Search the listing below for "book". Copy each matching line.
################
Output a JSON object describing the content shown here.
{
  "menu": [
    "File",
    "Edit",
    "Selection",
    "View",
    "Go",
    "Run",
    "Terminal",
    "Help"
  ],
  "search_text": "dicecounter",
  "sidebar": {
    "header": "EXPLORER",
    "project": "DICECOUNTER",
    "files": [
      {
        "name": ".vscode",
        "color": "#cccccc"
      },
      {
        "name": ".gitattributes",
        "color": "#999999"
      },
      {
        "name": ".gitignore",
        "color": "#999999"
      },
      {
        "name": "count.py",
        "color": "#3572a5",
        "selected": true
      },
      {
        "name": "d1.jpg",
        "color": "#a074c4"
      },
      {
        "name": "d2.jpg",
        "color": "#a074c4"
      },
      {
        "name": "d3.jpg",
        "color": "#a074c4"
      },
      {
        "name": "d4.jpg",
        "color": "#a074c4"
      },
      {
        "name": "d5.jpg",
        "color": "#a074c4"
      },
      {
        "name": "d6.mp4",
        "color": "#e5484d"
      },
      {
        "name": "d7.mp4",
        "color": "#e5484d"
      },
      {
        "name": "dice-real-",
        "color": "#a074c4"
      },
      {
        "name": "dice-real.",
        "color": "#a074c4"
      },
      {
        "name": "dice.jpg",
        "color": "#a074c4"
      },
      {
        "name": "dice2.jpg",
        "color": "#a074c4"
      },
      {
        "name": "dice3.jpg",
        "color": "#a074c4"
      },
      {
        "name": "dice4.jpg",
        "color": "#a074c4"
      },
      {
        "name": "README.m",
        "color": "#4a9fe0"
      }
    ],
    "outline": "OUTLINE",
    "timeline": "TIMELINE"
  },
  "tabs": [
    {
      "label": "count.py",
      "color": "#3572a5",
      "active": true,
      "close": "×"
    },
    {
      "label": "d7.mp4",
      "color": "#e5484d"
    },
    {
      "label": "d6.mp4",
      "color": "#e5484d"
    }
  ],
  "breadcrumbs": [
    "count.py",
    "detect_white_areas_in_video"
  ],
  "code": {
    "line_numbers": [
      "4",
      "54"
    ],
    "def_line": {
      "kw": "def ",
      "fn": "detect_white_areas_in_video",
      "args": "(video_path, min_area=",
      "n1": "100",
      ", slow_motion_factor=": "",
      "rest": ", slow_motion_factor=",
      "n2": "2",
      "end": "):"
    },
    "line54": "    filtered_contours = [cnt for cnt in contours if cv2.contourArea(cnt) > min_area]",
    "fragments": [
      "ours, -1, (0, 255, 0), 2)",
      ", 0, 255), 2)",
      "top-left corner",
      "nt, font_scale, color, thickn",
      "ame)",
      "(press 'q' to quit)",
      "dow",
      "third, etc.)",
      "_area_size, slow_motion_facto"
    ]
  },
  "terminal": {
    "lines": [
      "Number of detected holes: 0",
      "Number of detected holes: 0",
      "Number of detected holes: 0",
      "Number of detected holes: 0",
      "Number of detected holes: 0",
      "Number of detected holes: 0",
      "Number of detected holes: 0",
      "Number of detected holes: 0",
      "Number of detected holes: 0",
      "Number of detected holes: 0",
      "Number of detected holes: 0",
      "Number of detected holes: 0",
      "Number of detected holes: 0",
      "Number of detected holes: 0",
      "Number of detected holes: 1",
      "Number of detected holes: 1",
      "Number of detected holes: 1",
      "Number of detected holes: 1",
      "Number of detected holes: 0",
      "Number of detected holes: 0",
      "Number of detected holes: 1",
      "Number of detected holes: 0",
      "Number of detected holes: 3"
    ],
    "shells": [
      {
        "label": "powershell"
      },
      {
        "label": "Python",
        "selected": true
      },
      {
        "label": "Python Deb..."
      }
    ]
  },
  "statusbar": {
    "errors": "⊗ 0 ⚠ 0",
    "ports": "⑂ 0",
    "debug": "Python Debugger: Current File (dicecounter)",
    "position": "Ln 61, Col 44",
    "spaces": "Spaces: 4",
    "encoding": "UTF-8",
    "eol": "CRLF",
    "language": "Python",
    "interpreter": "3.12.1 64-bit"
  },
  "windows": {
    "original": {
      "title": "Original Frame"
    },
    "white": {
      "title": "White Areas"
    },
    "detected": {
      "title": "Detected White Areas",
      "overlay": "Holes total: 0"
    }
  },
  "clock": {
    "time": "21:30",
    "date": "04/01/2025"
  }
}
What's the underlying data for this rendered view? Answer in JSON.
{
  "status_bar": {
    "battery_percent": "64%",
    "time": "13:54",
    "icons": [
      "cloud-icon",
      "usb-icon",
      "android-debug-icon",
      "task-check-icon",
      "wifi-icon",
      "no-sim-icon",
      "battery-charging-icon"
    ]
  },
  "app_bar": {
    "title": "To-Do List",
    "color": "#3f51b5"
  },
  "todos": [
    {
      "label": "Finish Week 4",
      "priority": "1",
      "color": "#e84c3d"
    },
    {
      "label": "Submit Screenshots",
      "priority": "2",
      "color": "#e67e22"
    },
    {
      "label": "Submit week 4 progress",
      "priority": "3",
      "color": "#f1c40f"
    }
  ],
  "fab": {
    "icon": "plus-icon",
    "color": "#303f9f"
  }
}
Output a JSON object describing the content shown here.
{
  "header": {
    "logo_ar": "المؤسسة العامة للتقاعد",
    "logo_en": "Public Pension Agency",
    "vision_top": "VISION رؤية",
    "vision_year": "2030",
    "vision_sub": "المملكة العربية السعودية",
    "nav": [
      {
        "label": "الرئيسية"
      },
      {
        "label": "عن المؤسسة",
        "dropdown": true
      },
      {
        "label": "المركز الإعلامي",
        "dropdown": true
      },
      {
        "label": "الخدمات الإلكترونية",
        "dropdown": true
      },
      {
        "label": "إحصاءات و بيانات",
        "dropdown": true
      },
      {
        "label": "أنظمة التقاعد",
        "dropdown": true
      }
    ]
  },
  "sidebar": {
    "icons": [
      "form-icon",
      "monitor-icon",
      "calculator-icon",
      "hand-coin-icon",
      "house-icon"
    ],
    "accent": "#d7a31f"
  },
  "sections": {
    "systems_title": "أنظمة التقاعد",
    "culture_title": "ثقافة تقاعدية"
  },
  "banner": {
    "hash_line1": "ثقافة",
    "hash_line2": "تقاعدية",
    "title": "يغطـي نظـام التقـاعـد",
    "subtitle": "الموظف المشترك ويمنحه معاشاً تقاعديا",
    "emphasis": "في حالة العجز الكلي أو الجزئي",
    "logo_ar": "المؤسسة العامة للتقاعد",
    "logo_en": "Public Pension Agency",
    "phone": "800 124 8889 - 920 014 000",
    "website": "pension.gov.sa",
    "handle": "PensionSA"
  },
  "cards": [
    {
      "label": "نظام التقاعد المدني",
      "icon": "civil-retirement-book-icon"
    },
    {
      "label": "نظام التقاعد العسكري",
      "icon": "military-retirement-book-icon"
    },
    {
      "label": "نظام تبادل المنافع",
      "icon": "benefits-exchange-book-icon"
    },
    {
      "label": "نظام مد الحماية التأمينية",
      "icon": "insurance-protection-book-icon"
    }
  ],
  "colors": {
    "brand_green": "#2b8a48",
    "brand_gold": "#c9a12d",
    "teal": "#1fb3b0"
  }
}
################
Written solution
      "icon": "civil-retirement-book-icon"
      "icon": "military-retirement-book-icon"
      "icon": "benefits-exchange-book-icon"
      "icon": "insurance-protection-book-icon"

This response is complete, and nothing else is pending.